• [Exercise] Gather up the lines that contain "username".
========
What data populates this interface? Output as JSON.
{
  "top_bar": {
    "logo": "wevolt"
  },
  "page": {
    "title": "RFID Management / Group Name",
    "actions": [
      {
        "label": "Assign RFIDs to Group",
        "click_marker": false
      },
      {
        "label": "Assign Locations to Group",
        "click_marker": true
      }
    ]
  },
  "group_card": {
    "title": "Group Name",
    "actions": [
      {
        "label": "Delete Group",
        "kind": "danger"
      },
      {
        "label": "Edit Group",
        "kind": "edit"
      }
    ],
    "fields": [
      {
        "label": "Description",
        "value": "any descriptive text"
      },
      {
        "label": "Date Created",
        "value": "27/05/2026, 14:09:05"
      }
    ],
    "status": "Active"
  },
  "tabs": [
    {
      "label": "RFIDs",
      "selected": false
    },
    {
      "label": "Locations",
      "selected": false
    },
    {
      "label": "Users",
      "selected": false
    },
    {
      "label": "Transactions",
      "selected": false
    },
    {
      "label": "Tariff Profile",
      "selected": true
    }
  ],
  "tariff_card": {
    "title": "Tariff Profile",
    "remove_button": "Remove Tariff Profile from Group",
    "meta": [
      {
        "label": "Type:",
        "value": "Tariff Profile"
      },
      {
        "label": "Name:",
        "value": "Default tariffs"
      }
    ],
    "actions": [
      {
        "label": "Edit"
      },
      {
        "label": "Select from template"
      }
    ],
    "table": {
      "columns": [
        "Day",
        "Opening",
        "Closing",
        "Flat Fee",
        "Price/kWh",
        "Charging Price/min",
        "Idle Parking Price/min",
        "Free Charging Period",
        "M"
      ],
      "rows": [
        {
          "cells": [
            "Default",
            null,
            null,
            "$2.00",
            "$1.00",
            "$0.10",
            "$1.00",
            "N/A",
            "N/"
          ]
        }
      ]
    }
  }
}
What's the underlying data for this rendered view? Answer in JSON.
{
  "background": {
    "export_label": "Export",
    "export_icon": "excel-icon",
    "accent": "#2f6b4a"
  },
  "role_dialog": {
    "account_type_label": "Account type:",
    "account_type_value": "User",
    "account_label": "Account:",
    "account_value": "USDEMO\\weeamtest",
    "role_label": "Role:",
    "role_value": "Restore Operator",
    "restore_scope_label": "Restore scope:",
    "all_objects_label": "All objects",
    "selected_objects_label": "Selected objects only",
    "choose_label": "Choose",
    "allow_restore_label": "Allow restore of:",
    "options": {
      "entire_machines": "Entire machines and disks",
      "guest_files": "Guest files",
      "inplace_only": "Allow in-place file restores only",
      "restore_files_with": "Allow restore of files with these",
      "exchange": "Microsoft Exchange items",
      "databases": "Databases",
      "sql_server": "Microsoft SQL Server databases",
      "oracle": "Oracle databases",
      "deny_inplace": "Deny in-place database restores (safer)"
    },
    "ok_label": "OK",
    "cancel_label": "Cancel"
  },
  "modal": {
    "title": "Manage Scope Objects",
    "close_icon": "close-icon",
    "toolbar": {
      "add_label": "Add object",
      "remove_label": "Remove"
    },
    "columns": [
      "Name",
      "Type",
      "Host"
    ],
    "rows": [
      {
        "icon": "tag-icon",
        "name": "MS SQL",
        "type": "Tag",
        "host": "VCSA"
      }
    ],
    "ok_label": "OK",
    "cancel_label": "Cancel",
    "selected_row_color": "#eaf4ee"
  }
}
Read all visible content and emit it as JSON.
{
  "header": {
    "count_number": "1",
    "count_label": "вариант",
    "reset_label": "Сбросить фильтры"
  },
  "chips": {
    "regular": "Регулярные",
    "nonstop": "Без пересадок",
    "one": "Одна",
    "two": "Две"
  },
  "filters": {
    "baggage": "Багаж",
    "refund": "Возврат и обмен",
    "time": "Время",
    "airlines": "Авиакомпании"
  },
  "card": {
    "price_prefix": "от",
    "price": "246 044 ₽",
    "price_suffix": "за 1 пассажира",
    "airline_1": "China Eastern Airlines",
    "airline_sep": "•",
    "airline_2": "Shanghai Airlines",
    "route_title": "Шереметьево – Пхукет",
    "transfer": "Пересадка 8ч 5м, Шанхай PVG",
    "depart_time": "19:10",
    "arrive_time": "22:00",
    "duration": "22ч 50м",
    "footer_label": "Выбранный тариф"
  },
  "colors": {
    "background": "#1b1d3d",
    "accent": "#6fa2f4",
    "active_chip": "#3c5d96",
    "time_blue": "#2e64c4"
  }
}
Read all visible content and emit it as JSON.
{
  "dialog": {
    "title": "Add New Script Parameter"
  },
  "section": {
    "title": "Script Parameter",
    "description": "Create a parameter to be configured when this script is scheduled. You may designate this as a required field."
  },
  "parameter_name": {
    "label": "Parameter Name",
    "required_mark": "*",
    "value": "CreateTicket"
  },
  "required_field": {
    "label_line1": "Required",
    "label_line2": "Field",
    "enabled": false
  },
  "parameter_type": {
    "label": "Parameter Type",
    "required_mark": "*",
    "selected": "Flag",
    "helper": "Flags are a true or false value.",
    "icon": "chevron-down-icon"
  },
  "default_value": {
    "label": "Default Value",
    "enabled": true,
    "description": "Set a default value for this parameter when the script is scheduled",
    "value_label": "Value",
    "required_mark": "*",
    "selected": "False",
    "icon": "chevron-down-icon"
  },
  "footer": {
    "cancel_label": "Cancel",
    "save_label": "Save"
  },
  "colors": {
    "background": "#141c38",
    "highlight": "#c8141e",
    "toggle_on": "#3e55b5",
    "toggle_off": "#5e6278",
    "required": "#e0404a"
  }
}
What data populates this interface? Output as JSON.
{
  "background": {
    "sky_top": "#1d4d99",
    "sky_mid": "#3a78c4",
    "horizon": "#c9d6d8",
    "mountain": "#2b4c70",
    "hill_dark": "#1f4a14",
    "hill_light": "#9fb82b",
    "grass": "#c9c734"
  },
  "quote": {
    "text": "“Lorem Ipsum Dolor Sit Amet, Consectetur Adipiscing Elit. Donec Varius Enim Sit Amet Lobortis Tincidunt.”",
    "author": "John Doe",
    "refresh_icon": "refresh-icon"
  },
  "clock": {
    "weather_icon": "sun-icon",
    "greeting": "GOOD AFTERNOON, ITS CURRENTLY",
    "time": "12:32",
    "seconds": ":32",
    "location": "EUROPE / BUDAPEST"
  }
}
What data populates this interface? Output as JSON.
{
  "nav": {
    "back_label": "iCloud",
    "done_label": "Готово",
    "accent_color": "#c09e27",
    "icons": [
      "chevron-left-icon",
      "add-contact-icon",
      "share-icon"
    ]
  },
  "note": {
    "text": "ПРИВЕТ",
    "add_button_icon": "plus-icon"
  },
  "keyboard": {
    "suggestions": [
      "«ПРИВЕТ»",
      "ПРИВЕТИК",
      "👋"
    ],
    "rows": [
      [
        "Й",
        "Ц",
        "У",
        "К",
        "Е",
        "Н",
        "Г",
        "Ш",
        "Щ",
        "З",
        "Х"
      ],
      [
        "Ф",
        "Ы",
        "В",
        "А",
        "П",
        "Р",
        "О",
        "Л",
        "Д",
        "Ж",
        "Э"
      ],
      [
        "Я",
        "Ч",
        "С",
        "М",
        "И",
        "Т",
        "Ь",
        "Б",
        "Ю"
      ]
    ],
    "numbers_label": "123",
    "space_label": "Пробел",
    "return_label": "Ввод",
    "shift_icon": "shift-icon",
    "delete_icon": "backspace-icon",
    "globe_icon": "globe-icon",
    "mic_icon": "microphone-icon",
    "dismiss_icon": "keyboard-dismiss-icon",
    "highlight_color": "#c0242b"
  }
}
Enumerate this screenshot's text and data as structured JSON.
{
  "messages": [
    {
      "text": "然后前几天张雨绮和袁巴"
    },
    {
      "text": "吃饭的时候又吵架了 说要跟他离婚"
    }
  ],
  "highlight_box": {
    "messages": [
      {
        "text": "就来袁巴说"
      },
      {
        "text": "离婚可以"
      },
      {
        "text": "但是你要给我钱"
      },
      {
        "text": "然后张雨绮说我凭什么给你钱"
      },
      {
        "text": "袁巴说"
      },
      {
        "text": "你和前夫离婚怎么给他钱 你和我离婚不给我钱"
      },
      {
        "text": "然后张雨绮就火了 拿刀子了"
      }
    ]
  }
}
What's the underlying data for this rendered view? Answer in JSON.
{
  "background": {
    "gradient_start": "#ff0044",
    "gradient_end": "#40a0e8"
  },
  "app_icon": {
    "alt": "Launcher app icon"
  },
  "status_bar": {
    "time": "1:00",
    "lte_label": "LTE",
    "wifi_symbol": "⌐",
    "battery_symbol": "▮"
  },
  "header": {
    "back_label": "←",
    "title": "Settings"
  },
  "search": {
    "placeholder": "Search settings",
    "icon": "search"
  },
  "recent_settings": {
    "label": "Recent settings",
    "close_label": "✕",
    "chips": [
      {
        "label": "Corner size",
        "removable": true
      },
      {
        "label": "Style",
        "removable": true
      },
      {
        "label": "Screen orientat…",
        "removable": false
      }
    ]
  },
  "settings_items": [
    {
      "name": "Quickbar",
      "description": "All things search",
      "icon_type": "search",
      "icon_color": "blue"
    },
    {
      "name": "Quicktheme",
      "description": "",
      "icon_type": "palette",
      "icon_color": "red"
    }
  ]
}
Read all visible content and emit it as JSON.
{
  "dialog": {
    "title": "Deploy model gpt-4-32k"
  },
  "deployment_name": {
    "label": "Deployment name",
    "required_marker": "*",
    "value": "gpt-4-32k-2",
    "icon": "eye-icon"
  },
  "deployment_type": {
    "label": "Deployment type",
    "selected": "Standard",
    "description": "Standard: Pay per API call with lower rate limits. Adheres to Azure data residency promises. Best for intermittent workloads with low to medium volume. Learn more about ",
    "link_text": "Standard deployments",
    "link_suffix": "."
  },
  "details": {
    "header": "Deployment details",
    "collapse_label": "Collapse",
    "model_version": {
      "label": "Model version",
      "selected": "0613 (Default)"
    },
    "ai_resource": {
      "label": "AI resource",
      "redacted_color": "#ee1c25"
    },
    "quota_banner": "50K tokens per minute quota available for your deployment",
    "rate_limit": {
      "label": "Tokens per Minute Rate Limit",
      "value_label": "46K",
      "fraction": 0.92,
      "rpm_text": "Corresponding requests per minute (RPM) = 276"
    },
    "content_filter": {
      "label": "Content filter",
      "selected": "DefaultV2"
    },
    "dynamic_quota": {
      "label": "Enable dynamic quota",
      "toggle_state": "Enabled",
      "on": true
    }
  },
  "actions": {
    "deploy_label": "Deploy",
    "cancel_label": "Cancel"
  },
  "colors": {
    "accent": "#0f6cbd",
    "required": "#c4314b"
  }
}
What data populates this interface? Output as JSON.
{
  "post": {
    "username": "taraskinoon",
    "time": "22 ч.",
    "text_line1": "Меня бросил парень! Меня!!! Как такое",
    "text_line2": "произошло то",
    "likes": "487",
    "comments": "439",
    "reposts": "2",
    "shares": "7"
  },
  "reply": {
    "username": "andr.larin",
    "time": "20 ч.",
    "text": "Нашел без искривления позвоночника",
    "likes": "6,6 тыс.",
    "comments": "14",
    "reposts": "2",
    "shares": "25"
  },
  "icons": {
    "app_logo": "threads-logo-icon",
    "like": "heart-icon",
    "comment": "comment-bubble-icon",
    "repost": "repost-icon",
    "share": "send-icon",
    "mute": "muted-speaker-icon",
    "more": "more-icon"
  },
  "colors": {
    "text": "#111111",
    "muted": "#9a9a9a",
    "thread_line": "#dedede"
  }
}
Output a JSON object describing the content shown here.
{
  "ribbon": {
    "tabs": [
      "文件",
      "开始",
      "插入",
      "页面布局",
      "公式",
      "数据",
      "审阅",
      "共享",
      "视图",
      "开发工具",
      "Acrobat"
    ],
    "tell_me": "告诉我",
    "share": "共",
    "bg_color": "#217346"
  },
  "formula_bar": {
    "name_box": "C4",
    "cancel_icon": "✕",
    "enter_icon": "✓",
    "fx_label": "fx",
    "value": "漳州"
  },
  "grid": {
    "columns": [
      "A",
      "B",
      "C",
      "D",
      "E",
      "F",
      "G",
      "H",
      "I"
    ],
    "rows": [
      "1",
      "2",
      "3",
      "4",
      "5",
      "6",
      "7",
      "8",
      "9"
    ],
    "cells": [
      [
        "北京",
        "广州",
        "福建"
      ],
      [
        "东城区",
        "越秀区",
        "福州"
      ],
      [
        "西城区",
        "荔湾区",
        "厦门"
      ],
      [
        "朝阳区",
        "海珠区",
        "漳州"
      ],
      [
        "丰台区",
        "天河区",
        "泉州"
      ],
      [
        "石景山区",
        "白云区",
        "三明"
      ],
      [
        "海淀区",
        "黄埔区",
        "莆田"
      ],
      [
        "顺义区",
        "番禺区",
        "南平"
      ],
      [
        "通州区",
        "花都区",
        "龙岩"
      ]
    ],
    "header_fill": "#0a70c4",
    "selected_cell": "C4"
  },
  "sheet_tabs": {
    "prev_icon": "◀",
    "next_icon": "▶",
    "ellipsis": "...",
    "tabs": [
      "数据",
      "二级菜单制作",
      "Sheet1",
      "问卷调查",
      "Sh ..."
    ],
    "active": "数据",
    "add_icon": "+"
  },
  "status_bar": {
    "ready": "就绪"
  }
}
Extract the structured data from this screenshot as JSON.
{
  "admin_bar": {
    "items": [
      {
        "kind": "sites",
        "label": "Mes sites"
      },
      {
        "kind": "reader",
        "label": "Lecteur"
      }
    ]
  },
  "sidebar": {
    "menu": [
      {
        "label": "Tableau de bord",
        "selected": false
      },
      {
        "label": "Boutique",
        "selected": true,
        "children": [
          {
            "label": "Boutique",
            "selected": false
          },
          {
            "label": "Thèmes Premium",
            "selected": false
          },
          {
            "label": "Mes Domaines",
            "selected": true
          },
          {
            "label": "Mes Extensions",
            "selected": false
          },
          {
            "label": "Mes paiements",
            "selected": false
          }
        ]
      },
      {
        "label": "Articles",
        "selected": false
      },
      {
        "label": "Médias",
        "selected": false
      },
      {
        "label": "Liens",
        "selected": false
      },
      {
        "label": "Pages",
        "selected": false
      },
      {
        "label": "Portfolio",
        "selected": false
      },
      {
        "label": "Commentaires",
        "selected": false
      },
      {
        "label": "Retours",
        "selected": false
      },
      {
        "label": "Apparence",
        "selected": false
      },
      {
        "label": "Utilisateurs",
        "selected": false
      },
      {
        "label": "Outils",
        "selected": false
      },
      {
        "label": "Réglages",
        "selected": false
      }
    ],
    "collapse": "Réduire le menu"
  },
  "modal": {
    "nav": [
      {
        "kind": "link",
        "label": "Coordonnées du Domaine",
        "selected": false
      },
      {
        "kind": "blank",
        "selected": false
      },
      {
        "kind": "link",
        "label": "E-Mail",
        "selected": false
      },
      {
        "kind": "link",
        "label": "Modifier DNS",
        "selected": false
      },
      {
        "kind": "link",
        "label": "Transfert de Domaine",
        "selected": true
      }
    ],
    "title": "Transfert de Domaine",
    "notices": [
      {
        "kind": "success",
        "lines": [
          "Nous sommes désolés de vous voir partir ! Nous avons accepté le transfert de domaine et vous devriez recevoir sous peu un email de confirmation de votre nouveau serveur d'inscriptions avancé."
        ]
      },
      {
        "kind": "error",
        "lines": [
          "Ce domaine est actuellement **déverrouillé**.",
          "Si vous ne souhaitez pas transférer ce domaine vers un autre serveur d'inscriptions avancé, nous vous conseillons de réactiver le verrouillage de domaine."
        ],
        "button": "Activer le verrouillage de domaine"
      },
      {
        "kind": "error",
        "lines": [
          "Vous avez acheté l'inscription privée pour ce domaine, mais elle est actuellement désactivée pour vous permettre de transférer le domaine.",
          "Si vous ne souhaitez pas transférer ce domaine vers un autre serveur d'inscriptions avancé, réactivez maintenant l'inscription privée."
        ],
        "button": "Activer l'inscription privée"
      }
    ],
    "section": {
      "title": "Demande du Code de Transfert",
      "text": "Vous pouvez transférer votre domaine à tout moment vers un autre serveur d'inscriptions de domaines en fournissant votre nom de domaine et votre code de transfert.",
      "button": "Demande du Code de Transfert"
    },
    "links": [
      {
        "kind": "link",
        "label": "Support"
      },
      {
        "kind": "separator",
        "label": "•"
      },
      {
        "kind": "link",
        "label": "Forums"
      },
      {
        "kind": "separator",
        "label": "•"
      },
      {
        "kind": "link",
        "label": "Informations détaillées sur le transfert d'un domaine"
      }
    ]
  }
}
========
• [Full solution]
    "username": "taraskinoon",
    "username": "andr.larin",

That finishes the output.